Passage:
::::::

List of recipients of a civilian award in India

The Padma Bhushan is the third-highest civilian award of the Republic of India. Instituted on 2 January 1954, the award is given for "distinguished service of a high order", without distinction of race, occupation, position, or sex. The recipients receive a Sanad, a certificate signed by the President of India and a circular-shaped medallion with no monetary association. The recipients are announced every year on Republic Day (26 January) and registered in The Gazette of India, a publication used for official government notices and released weekly by the Department of Publication, under the Ministry of Urban Development. The conferral of the award is not considered official without its publication in the Gazette. The names of recipients whose awards have been revoked or restored, both of which require the authority of the President, are archived, and recipients who are struck from the register are required to surrender their medals; none of the conferments of Padma Bhushan during 1990–1999 have been revoked or restored. The recommendations are received from all the state and the union territory governments, as well as from Ministries of the Government of India, the Bharat Ratna and the Padma Vibhushan awardees, the Institutes of Excellence, the Ministers, the Chief Ministers and the Governors of State, and the Members of Parliament including private individuals.

When instituted in 1954, the Padma Bhushan was classified as "Dusra Varg" (Class II) under the three-tier Padma Vibhushan awards, which were preceded by the Bharat Ratna in hierarchy. On 15 January 1955, the Padma Vibhushan was reclassified into three different awards as the Padma Vibhushan, the Padma Bhushan and the Padma Shri. The criteria included "distinguished service of a high order in any field including service rendered by Government servants", but excluded those working with the public sector undertakings with the exception of doctors and scientists. The 1954 statutes did not allow posthumous awards; this was subsequently modified in the January 1955 statute. The design was also changed to the form that is currently in use; it portrays a circular-shaped toned bronze medallion 1+3/4 inch in diameter and 1/8 inch thick. The centrally placed pattern made of outer lines of a square of 1+3/16 inch side is embossed with a knob carved within each of the outer angles of the pattern. A raised circular space of diameter 1+1/16 inch is placed at the centre of the decoration. A centrally located lotus flower is embossed on the obverse side of the medal and the text "Padma" is placed above and the text "Bhushan" is placed below the lotus written in Devanagari script. The State Emblem of India is displayed in the centre of the reverse side, together with the national motto of India, "Satyameva Jayate" (Truth alone triumphs) in Devanagari script, which is inscribed on the lower edge. The rim, the edges and all embossing on either side is of standard gold with the text "Padma Bhushan" of gold gilt. The medal is suspended by a pink riband 1+1/4 inch in width with a broad white stripe in the middle. It is ranked fifth in the order of precedence of wearing of medals and decorations of the Indian civilian and military awards. (Note: The order of precedence is: Bharat Ratna, Param Vir Chakra, Ashoka Chakra, Padma Vibhushan and Padma Bhushan.)

::::::

What to do: From the Padma Bhushan passage, list in order every award named in the note on the order of precedence for wearing medals and decorations.

::::::

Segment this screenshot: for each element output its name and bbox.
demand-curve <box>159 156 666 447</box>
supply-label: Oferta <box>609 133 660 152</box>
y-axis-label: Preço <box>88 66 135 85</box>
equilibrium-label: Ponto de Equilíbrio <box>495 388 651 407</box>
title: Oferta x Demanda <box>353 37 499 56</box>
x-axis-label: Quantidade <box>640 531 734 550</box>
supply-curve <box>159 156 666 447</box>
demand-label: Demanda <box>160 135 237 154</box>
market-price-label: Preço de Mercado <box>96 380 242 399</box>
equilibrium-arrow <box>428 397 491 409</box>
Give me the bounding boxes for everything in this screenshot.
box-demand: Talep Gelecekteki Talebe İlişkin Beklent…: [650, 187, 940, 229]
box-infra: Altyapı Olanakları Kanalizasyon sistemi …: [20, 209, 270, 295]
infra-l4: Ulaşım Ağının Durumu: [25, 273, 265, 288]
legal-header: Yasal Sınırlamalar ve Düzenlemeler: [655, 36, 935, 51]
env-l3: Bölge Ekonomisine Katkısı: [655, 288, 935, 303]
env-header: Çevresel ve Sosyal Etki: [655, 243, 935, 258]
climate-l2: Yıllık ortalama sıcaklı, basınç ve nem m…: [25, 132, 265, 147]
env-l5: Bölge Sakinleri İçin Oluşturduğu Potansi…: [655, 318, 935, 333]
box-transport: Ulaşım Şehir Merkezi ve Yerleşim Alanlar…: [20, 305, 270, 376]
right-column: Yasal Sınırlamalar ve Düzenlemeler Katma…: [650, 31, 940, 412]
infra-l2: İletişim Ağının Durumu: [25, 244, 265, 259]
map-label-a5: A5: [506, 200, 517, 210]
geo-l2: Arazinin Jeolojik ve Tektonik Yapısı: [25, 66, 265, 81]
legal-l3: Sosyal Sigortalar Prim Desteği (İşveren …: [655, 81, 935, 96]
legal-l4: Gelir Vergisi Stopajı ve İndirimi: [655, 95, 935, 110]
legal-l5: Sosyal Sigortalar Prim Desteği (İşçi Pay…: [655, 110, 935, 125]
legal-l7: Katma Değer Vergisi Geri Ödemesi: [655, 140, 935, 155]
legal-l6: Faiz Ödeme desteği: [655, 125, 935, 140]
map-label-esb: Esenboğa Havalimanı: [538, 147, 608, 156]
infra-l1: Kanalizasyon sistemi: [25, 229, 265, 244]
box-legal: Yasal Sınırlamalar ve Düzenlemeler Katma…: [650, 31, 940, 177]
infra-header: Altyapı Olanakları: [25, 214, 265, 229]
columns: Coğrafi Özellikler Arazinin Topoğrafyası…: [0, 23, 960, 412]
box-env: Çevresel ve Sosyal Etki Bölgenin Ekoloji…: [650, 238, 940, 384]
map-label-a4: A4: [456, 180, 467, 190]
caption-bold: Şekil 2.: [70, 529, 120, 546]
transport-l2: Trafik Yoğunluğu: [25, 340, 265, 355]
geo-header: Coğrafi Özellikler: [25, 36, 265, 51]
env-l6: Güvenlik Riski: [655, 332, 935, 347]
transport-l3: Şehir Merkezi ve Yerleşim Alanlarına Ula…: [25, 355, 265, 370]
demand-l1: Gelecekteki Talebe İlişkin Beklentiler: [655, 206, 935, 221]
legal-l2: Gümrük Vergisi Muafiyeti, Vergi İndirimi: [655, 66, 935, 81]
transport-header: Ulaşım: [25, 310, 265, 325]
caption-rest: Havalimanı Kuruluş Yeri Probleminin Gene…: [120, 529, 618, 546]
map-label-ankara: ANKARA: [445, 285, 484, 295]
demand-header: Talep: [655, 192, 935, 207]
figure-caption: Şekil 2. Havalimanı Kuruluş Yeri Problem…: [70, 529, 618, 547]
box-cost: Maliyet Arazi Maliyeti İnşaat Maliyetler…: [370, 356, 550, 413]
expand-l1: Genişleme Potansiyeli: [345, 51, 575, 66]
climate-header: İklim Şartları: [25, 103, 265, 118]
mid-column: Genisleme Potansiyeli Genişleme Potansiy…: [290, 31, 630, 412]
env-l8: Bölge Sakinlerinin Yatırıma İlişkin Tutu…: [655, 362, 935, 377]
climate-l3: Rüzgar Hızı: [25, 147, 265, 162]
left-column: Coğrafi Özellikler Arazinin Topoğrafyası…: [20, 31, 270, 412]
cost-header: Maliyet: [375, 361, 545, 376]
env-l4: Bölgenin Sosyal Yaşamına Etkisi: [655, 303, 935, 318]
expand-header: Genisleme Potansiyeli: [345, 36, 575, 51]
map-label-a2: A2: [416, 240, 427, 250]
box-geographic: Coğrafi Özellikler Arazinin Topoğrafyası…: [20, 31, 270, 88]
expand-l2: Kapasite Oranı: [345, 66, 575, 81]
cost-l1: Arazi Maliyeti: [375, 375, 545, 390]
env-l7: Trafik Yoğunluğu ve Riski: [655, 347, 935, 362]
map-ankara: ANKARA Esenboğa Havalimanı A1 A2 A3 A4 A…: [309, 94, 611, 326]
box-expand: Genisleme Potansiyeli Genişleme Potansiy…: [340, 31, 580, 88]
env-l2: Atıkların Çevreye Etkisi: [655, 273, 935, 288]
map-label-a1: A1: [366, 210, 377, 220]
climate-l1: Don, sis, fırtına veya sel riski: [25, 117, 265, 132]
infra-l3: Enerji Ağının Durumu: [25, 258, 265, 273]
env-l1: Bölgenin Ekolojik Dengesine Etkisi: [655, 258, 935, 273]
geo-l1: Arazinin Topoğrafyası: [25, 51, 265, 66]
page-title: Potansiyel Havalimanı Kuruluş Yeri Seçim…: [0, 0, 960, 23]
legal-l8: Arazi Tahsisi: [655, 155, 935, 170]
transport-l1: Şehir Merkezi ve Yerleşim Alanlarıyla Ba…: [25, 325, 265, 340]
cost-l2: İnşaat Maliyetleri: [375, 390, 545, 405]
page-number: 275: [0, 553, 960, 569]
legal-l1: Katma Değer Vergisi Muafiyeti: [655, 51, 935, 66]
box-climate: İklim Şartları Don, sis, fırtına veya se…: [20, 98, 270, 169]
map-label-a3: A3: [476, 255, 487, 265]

::::::

Answer:
Bharat Ratna
Param Vir Chakra
Ashoka Chakra
Padma Vibhushan
Padma Bhushan